■ Given information ■
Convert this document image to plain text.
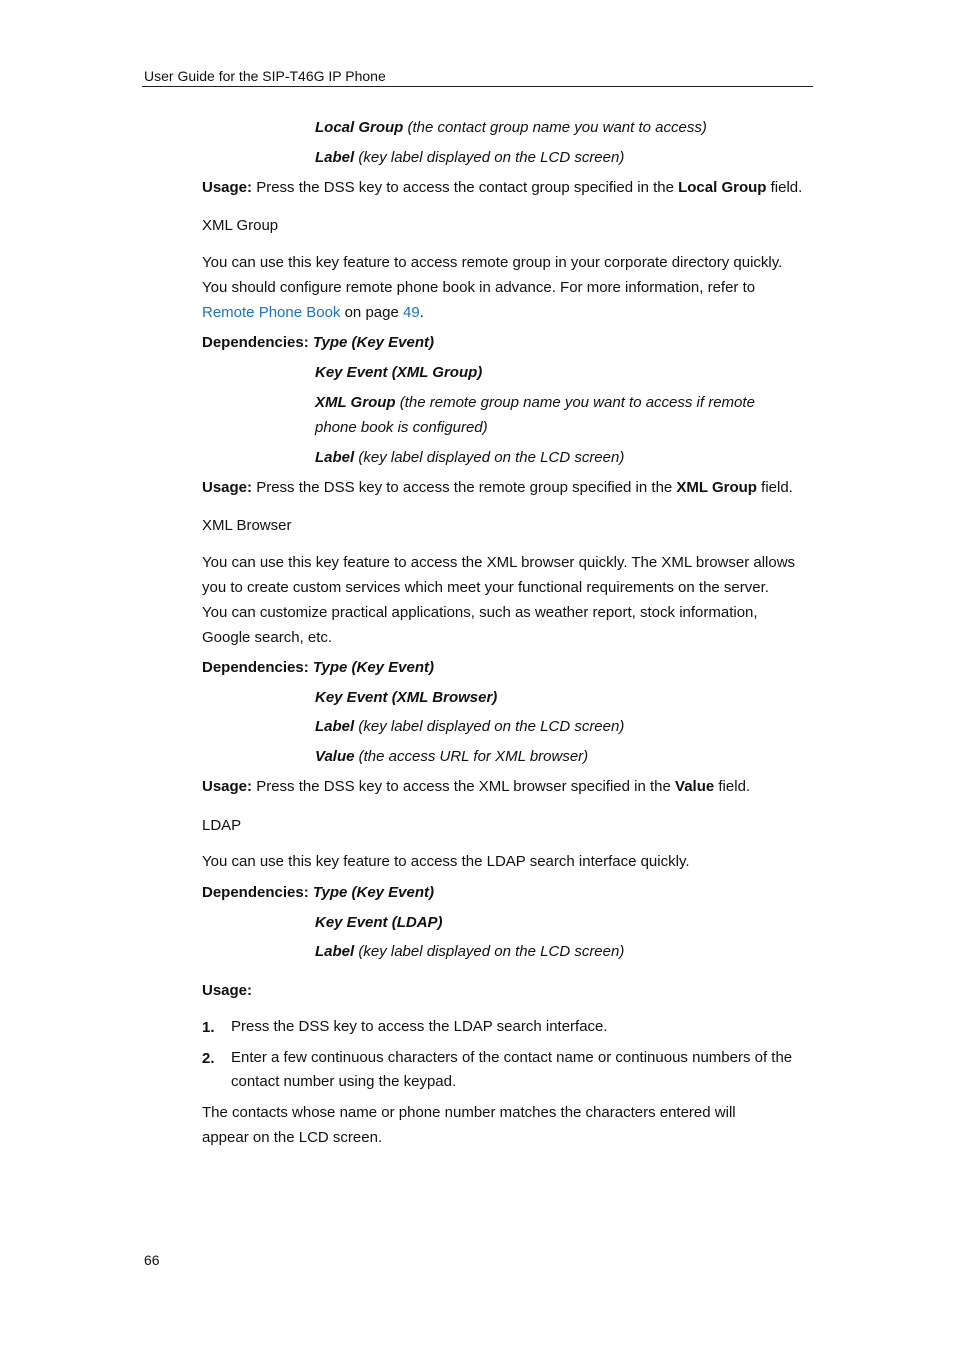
User Guide for the SIP-T46G IP Phone
Local Group (the contact group name you want to access)
Label (key label displayed on the LCD screen)
Usage: Press the DSS key to access the contact group specified in the Local Group field.
XML Group
You can use this key feature to access remote group in your corporate directory quickly.
You should configure remote phone book in advance. For more information, refer to
Remote Phone Book on page 49.
Dependencies: Type (Key Event)
Key Event (XML Group)
XML Group (the remote group name you want to access if remote
phone book is configured)
Label (key label displayed on the LCD screen)
Usage: Press the DSS key to access the remote group specified in the XML Group field.
XML Browser
You can use this key feature to access the XML browser quickly. The XML browser allows
you to create custom services which meet your functional requirements on the server.
You can customize practical applications, such as weather report, stock information,
Google search, etc.
Dependencies: Type (Key Event)
Key Event (XML Browser)
Label (key label displayed on the LCD screen)
Value (the access URL for XML browser)
Usage: Press the DSS key to access the XML browser specified in the Value field.
LDAP
You can use this key feature to access the LDAP search interface quickly.
Dependencies: Type (Key Event)
Key Event (LDAP)
Label (key label displayed on the LCD screen)
Usage:
1. Press the DSS key to access the LDAP search interface.
2. Enter a few continuous characters of the contact name or continuous numbers of the
contact number using the keypad.
The contacts whose name or phone number matches the characters entered will
appear on the LCD screen.
66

■ Task details ■
Pull out every line above that holds the word "Local".

■ Written answer ■
Local Group (the contact group name you want to access)
Usage: Press the DSS key to access the contact group specified in the Local Group field.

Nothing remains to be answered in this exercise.